Record extracts:
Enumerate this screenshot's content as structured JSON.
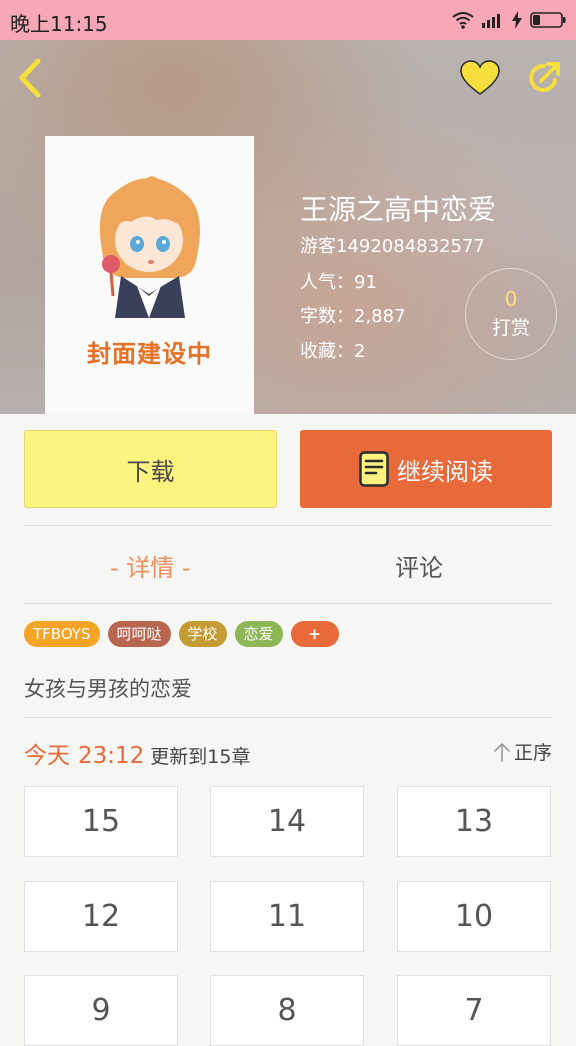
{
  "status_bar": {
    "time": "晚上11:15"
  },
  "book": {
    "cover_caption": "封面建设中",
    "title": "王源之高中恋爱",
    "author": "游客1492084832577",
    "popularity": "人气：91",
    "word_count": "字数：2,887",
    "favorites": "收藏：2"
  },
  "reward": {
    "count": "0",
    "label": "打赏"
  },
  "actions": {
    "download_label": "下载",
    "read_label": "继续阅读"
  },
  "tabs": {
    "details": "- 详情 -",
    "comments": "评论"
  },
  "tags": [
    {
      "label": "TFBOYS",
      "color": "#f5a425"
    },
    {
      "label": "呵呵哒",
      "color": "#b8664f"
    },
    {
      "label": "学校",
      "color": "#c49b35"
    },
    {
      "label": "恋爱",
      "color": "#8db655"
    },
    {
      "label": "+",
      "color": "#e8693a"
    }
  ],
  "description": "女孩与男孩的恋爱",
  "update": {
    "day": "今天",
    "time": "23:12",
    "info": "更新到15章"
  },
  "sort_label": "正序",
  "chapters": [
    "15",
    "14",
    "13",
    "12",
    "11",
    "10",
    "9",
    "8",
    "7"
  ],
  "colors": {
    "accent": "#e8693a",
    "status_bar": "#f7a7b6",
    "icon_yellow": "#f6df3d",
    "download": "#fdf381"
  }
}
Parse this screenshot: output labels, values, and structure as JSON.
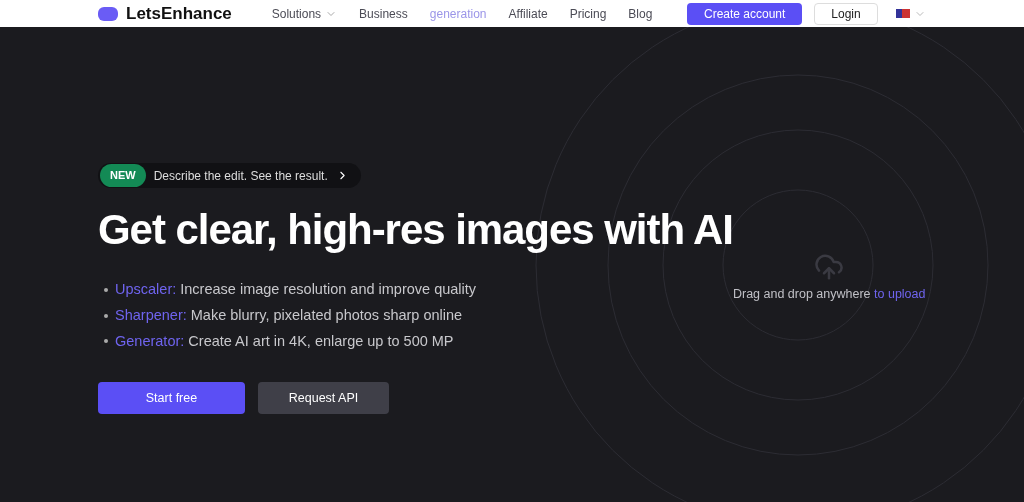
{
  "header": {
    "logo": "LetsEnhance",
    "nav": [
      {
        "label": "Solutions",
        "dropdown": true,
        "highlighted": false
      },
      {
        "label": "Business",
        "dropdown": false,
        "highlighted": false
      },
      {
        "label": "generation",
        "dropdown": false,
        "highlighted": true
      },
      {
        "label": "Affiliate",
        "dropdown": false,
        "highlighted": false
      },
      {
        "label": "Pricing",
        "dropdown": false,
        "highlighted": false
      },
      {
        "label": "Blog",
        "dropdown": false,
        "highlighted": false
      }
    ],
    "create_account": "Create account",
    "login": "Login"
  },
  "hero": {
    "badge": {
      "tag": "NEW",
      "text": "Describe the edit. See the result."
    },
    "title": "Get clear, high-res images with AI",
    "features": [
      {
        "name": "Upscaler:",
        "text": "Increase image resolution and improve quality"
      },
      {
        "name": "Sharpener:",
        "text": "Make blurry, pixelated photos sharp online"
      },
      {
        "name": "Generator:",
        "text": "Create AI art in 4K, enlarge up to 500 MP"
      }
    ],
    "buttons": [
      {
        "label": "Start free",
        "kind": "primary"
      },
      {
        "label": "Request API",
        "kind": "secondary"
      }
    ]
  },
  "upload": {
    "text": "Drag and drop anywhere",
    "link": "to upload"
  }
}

Your task: Locate all lines in the listing above with the word "Create" and copy them.

Answer to the problem:
    "create_account": "Create account",
        "text": "Create AI art in 4K, enlarge up to 500 MP"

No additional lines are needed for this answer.